__WHAT IS BEING ASKED__
Pick out each line containing the string "触目惊心" and copy it.

__INPUT RECORDS__

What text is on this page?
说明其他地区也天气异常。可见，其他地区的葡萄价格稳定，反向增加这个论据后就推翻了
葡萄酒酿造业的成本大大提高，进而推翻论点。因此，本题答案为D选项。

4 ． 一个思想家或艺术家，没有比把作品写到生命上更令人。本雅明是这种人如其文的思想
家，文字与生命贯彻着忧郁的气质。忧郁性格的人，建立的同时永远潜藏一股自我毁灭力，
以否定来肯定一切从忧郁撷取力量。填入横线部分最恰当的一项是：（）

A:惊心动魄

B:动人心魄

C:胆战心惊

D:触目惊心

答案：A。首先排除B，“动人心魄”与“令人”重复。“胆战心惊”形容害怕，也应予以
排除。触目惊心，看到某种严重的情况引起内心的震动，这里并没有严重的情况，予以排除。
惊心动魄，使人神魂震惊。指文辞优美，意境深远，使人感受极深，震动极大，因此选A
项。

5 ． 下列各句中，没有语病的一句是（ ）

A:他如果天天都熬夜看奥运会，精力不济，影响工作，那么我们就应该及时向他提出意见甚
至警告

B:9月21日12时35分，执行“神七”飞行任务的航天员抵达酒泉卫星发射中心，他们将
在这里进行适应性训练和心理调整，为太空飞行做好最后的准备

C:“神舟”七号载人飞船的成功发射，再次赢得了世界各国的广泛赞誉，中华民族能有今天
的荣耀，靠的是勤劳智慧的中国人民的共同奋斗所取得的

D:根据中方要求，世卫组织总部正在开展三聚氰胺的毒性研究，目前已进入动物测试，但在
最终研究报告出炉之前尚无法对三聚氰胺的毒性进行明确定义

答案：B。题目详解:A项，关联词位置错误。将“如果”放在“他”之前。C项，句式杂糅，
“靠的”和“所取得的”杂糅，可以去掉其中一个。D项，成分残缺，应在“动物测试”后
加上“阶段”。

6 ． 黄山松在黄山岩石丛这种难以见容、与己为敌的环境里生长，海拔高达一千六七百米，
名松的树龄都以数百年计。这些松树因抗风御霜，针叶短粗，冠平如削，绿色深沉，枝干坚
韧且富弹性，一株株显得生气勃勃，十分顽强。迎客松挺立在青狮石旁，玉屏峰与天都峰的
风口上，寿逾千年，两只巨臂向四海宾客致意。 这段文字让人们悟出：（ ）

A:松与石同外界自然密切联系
...
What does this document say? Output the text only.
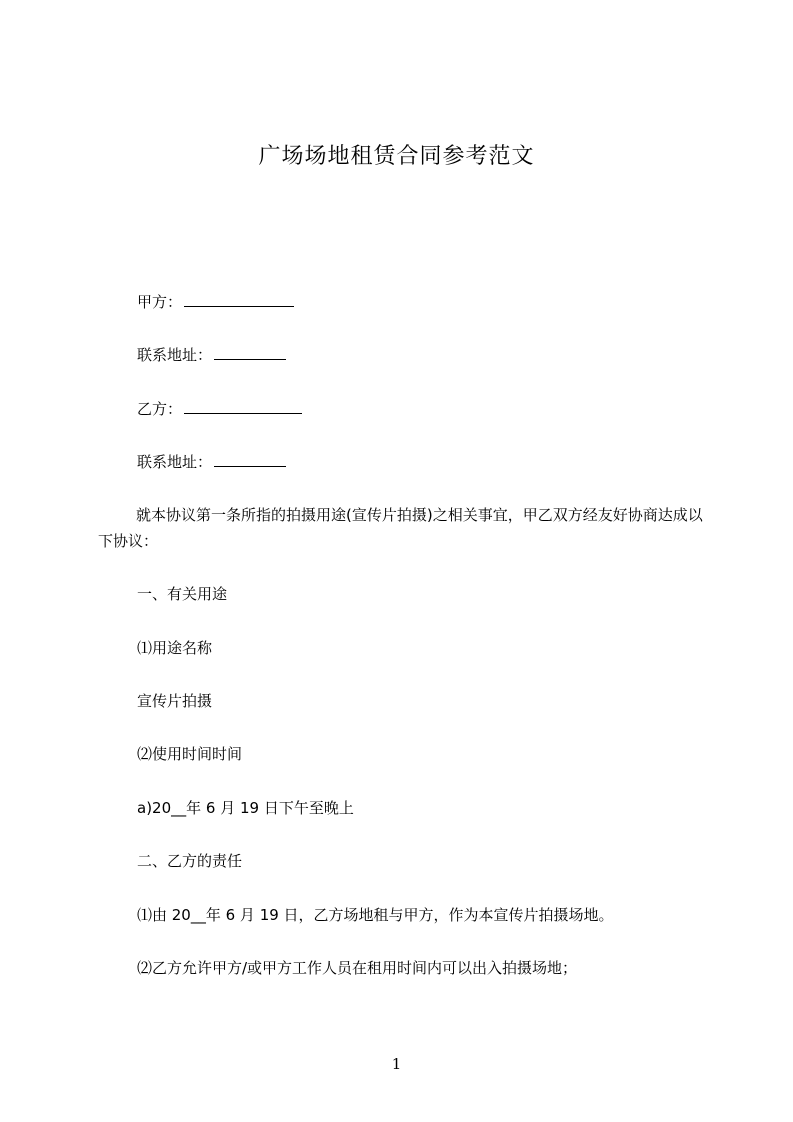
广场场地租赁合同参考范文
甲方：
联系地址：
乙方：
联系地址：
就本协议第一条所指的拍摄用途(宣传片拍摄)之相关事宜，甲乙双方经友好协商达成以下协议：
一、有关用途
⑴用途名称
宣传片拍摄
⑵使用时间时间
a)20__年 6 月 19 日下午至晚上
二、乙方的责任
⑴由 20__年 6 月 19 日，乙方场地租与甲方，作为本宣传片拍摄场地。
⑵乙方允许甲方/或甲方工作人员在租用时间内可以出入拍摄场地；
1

__WRITTEN RESPONSE__
D:触目惊心
排除。触目惊心，看到某种严重的情况引起内心的震动，这里并没有严重的情况，予以排除。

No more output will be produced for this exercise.